## Short problem
Pick out every line that holds the string "icon" and copy it.

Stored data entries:
◇ ◇ ◇

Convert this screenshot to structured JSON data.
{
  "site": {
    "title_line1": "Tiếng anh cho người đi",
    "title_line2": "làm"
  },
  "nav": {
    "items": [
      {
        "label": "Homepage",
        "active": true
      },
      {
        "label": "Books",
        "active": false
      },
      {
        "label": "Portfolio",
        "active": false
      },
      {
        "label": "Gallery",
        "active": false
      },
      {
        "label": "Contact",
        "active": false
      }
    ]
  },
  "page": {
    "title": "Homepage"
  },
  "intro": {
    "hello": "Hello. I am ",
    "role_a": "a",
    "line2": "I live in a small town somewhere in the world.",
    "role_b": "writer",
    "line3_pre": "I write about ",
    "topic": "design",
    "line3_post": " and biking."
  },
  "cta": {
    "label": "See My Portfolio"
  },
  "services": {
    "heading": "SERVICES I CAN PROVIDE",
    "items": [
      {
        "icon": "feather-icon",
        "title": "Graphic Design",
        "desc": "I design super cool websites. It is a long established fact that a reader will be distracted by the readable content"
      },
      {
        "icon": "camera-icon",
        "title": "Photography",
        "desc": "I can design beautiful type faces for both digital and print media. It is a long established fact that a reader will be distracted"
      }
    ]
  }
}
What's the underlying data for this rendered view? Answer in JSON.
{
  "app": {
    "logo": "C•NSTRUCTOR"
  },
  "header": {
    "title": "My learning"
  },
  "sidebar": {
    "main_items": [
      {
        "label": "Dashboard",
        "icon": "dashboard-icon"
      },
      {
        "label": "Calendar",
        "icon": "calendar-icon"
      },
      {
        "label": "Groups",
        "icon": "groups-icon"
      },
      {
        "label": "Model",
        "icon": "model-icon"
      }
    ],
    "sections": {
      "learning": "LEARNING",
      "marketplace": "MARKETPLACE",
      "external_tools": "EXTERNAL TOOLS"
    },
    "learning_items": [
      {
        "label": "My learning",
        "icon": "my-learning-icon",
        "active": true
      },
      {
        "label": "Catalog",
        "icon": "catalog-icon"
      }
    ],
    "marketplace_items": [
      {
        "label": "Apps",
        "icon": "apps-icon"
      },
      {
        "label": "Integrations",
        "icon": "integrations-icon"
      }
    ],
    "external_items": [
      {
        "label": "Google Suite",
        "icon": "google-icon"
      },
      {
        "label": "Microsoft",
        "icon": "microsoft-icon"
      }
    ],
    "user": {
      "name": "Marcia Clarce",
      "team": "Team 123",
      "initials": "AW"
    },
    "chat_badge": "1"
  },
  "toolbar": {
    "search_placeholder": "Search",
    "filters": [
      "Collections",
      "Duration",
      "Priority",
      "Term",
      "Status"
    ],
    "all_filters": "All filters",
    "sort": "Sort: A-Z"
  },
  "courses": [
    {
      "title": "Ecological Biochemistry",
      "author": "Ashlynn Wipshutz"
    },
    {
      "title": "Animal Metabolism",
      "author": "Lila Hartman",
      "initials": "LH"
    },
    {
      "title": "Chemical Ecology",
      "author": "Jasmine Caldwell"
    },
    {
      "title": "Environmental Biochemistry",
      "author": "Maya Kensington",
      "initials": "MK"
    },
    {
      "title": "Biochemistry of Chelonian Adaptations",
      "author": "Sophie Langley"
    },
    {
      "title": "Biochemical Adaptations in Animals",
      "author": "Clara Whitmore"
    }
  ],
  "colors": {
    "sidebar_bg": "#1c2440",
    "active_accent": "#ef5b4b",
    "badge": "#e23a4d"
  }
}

◇ ◇ ◇

## Written answer
        "icon": "feather-icon",
        "icon": "camera-icon",
        "icon": "dashboard-icon"
        "icon": "calendar-icon"
        "icon": "groups-icon"
        "icon": "model-icon"
        "icon": "my-learning-icon",
        "icon": "catalog-icon"
        "icon": "apps-icon"
        "icon": "integrations-icon"
        "icon": "google-icon"
        "icon": "microsoft-icon"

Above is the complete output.